++++ TASK INPUT ++++
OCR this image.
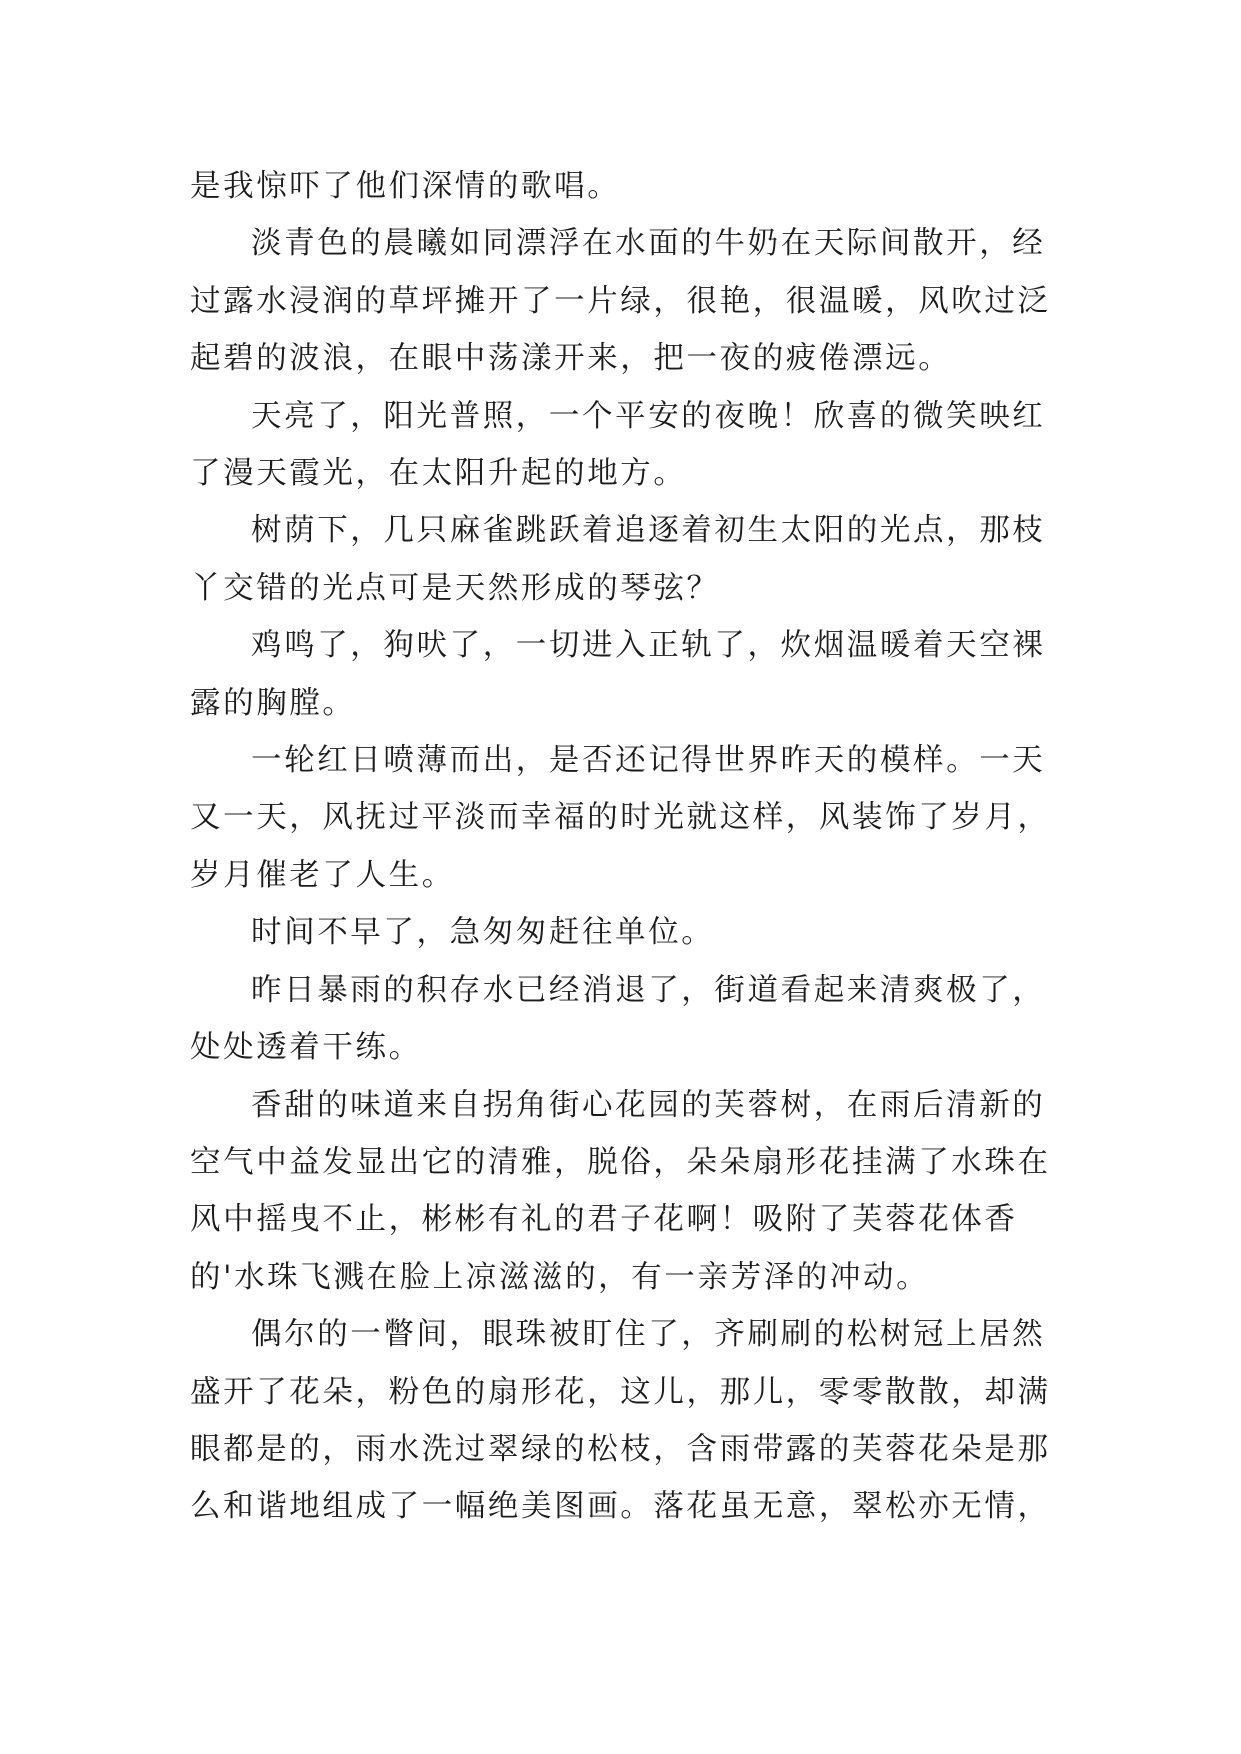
是我惊吓了他们深情的歌唱。

淡青色的晨曦如同漂浮在水面的牛奶在天际间散开，经过露水浸润的草坪摊开了一片绿，很艳，很温暖，风吹过泛起碧的波浪，在眼中荡漾开来，把一夜的疲倦漂远。

天亮了，阳光普照，一个平安的夜晚！欣喜的微笑映红了漫天霞光，在太阳升起的地方。

树荫下，几只麻雀跳跃着追逐着初生太阳的光点，那枝丫交错的光点可是天然形成的琴弦？

鸡鸣了，狗吠了，一切进入正轨了，炊烟温暖着天空裸露的胸膛。

一轮红日喷薄而出，是否还记得世界昨天的模样。一天又一天，风抚过平淡而幸福的时光就这样，风装饰了岁月，岁月催老了人生。

时间不早了，急匆匆赶往单位。

昨日暴雨的积存水已经消退了，街道看起来清爽极了，处处透着干练。

香甜的味道来自拐角街心花园的芙蓉树，在雨后清新的空气中益发显出它的清雅，脱俗，朵朵扇形花挂满了水珠在风中摇曳不止，彬彬有礼的君子花啊！吸附了芙蓉花体香的'水珠飞溅在脸上凉滋滋的，有一亲芳泽的冲动。

偶尔的一瞥间，眼珠被盯住了，齐刷刷的松树冠上居然盛开了花朵，粉色的扇形花，这儿，那儿，零零散散，却满眼都是的，雨水洗过翠绿的松枝，含雨带露的芙蓉花朵是那么和谐地组成了一幅绝美图画。落花虽无意，翠松亦无情，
++++
PROBLEM DESCRIPTION:
Reproduce every entry word for word, but skip any pictures.

REPLY:
OCR this image.
是我惊吓了他们深情的歌唱。

淡青色的晨曦如同漂浮在水面的牛奶在天际间散开，经过露水浸润的草坪摊开了一片绿，很艳，很温暖，风吹过泛起碧的波浪，在眼中荡漾开来，把一夜的疲倦漂远。

天亮了，阳光普照，一个平安的夜晚！欣喜的微笑映红了漫天霞光，在太阳升起的地方。

树荫下，几只麻雀跳跃着追逐着初生太阳的光点，那枝丫交错的光点可是天然形成的琴弦？

鸡鸣了，狗吠了，一切进入正轨了，炊烟温暖着天空裸露的胸膛。

一轮红日喷薄而出，是否还记得世界昨天的模样。一天又一天，风抚过平淡而幸福的时光就这样，风装饰了岁月，岁月催老了人生。

时间不早了，急匆匆赶往单位。

昨日暴雨的积存水已经消退了，街道看起来清爽极了，处处透着干练。

香甜的味道来自拐角街心花园的芙蓉树，在雨后清新的空气中益发显出它的清雅，脱俗，朵朵扇形花挂满了水珠在风中摇曳不止，彬彬有礼的君子花啊！吸附了芙蓉花体香的'水珠飞溅在脸上凉滋滋的，有一亲芳泽的冲动。

偶尔的一瞥间，眼珠被盯住了，齐刷刷的松树冠上居然盛开了花朵，粉色的扇形花，这儿，那儿，零零散散，却满眼都是的，雨水洗过翠绿的松枝，含雨带露的芙蓉花朵是那么和谐地组成了一幅绝美图画。落花虽无意，翠松亦无情，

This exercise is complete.